Data records
::::::
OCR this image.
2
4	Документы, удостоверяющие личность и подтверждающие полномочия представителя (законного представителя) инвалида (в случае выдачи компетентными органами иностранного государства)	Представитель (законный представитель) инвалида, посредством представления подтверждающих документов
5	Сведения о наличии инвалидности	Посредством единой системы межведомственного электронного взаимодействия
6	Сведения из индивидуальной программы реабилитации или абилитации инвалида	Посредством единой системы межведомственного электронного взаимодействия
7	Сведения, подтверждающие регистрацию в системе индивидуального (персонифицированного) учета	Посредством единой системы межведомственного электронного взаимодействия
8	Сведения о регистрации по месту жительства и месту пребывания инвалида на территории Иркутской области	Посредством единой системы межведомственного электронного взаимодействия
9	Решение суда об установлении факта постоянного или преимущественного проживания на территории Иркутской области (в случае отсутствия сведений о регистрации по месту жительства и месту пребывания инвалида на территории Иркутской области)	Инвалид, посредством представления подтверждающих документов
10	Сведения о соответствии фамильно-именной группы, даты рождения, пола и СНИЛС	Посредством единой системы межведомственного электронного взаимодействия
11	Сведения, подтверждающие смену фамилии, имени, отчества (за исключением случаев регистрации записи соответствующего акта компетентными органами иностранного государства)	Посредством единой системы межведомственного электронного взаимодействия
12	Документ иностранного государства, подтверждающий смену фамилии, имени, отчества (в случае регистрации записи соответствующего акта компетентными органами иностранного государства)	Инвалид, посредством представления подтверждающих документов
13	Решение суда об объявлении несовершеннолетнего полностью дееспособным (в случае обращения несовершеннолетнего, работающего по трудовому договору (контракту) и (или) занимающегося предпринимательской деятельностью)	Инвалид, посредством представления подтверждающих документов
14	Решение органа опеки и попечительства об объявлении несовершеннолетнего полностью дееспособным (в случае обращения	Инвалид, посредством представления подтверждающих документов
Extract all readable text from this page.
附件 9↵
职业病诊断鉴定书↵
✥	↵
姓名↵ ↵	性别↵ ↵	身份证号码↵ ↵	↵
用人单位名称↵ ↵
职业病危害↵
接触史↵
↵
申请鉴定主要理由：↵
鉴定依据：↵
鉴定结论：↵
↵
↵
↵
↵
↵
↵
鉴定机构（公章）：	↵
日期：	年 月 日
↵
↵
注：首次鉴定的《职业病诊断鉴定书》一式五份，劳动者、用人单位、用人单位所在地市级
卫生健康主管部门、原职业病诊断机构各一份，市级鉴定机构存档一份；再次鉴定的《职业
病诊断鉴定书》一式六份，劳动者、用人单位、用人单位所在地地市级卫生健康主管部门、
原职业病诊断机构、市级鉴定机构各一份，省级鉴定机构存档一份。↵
::::::
THE PROBLEM. Copy out the full listing exactly.

THE SOLUTION.
OCR this image.
2
4	Документы, удостоверяющие личность и подтверждающие полномочия представителя (законного представителя) инвалида (в случае выдачи компетентными органами иностранного государства)	Представитель (законный представитель) инвалида, посредством представления подтверждающих документов
5	Сведения о наличии инвалидности	Посредством единой системы межведомственного электронного взаимодействия
6	Сведения из индивидуальной программы реабилитации или абилитации инвалида	Посредством единой системы межведомственного электронного взаимодействия
7	Сведения, подтверждающие регистрацию в системе индивидуального (персонифицированного) учета	Посредством единой системы межведомственного электронного взаимодействия
8	Сведения о регистрации по месту жительства и месту пребывания инвалида на территории Иркутской области	Посредством единой системы межведомственного электронного взаимодействия
9	Решение суда об установлении факта постоянного или преимущественного проживания на территории Иркутской области (в случае отсутствия сведений о регистрации по месту жительства и месту пребывания инвалида на территории Иркутской области)	Инвалид, посредством представления подтверждающих документов
10	Сведения о соответствии фамильно-именной группы, даты рождения, пола и СНИЛС	Посредством единой системы межведомственного электронного взаимодействия
11	Сведения, подтверждающие смену фамилии, имени, отчества (за исключением случаев регистрации записи соответствующего акта компетентными органами иностранного государства)	Посредством единой системы межведомственного электронного взаимодействия
12	Документ иностранного государства, подтверждающий смену фамилии, имени, отчества (в случае регистрации записи соответствующего акта компетентными органами иностранного государства)	Инвалид, посредством представления подтверждающих документов
13	Решение суда об объявлении несовершеннолетнего полностью дееспособным (в случае обращения несовершеннолетнего, работающего по трудовому договору (контракту) и (или) занимающегося предпринимательской деятельностью)	Инвалид, посредством представления подтверждающих документов
14	Решение органа опеки и попечительства об объявлении несовершеннолетнего полностью дееспособным (в случае обращения	Инвалид, посредством представления подтверждающих документов
Extract all readable text from this page.
附件 9↵
职业病诊断鉴定书↵
✥	↵
姓名↵ ↵	性别↵ ↵	身份证号码↵ ↵	↵
用人单位名称↵ ↵
职业病危害↵
接触史↵
↵
申请鉴定主要理由：↵
鉴定依据：↵
鉴定结论：↵
↵
↵
↵
↵
↵
↵
鉴定机构（公章）：	↵
日期：	年 月 日
↵
↵
注：首次鉴定的《职业病诊断鉴定书》一式五份，劳动者、用人单位、用人单位所在地市级
卫生健康主管部门、原职业病诊断机构各一份，市级鉴定机构存档一份；再次鉴定的《职业
病诊断鉴定书》一式六份，劳动者、用人单位、用人单位所在地地市级卫生健康主管部门、
原职业病诊断机构、市级鉴定机构各一份，省级鉴定机构存档一份。↵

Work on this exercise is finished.